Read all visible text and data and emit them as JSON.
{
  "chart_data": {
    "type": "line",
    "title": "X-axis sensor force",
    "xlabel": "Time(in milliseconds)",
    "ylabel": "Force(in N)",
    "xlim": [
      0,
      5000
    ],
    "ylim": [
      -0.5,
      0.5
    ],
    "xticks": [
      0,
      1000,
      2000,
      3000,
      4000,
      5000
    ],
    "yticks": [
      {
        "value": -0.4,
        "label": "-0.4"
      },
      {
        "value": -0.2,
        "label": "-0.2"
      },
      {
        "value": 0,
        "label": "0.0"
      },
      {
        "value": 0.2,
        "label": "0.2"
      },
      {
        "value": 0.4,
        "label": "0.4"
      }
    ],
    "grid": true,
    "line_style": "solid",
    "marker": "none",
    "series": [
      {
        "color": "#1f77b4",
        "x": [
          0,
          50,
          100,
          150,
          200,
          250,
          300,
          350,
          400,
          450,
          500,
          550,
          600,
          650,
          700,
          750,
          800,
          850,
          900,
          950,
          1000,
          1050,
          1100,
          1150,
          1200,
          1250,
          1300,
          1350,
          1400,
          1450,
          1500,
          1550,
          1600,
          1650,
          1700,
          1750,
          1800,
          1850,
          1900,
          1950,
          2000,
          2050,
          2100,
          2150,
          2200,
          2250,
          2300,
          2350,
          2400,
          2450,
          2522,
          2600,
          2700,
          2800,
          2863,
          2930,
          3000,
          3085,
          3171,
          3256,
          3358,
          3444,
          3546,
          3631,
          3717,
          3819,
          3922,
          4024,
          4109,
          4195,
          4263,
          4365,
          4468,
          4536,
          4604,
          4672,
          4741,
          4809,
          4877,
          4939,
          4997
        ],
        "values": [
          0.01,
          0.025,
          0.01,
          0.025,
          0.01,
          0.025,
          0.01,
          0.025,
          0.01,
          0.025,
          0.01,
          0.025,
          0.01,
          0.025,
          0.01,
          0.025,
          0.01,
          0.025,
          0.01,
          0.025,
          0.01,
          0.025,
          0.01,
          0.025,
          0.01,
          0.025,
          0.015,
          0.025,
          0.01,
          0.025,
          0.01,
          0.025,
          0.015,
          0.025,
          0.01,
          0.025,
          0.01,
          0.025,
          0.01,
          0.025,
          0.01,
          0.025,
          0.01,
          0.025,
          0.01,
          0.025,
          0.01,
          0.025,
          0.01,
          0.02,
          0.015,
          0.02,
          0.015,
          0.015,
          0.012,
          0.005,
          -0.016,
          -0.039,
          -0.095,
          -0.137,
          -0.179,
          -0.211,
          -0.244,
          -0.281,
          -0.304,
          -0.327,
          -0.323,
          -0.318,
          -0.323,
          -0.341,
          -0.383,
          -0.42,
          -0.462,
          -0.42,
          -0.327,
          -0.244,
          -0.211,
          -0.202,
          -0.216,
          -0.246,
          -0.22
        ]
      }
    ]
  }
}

- SHORT TASK: Copy each line of the data exactly, leaving nothing out.

- OUTPUT FOR THIS EXERCISE:
Read all visible text and data and emit them as JSON.
{
  "chart_data": {
    "type": "line",
    "title": "X-axis sensor force",
    "xlabel": "Time(in milliseconds)",
    "ylabel": "Force(in N)",
    "xlim": [
      0,
      5000
    ],
    "ylim": [
      -0.5,
      0.5
    ],
    "xticks": [
      0,
      1000,
      2000,
      3000,
      4000,
      5000
    ],
    "yticks": [
      {
        "value": -0.4,
        "label": "-0.4"
      },
      {
        "value": -0.2,
        "label": "-0.2"
      },
      {
        "value": 0,
        "label": "0.0"
      },
      {
        "value": 0.2,
        "label": "0.2"
      },
      {
        "value": 0.4,
        "label": "0.4"
      }
    ],
    "grid": true,
    "line_style": "solid",
    "marker": "none",
    "series": [
      {
        "color": "#1f77b4",
        "x": [
          0,
          50,
          100,
          150,
          200,
          250,
          300,
          350,
          400,
          450,
          500,
          550,
          600,
          650,
          700,
          750,
          800,
          850,
          900,
          950,
          1000,
          1050,
          1100,
          1150,
          1200,
          1250,
          1300,
          1350,
          1400,
          1450,
          1500,
          1550,
          1600,
          1650,
          1700,
          1750,
          1800,
          1850,
          1900,
          1950,
          2000,
          2050,
          2100,
          2150,
          2200,
          2250,
          2300,
          2350,
          2400,
          2450,
          2522,
          2600,
          2700,
          2800,
          2863,
          2930,
          3000,
          3085,
          3171,
          3256,
          3358,
          3444,
          3546,
          3631,
          3717,
          3819,
          3922,
          4024,
          4109,
          4195,
          4263,
          4365,
          4468,
          4536,
          4604,
          4672,
          4741,
          4809,
          4877,
          4939,
          4997
        ],
        "values": [
          0.01,
          0.025,
          0.01,
          0.025,
          0.01,
          0.025,
          0.01,
          0.025,
          0.01,
          0.025,
          0.01,
          0.025,
          0.01,
          0.025,
          0.01,
          0.025,
          0.01,
          0.025,
          0.01,
          0.025,
          0.01,
          0.025,
          0.01,
          0.025,
          0.01,
          0.025,
          0.015,
          0.025,
          0.01,
          0.025,
          0.01,
          0.025,
          0.015,
          0.025,
          0.01,
          0.025,
          0.01,
          0.025,
          0.01,
          0.025,
          0.01,
          0.025,
          0.01,
          0.025,
          0.01,
          0.025,
          0.01,
          0.025,
          0.01,
          0.02,
          0.015,
          0.02,
          0.015,
          0.015,
          0.012,
          0.005,
          -0.016,
          -0.039,
          -0.095,
          -0.137,
          -0.179,
          -0.211,
          -0.244,
          -0.281,
          -0.304,
          -0.327,
          -0.323,
          -0.318,
          -0.323,
          -0.341,
          -0.383,
          -0.42,
          -0.462,
          -0.42,
          -0.327,
          -0.244,
          -0.211,
          -0.202,
          -0.216,
          -0.246,
          -0.22
        ]
      }
    ]
  }
}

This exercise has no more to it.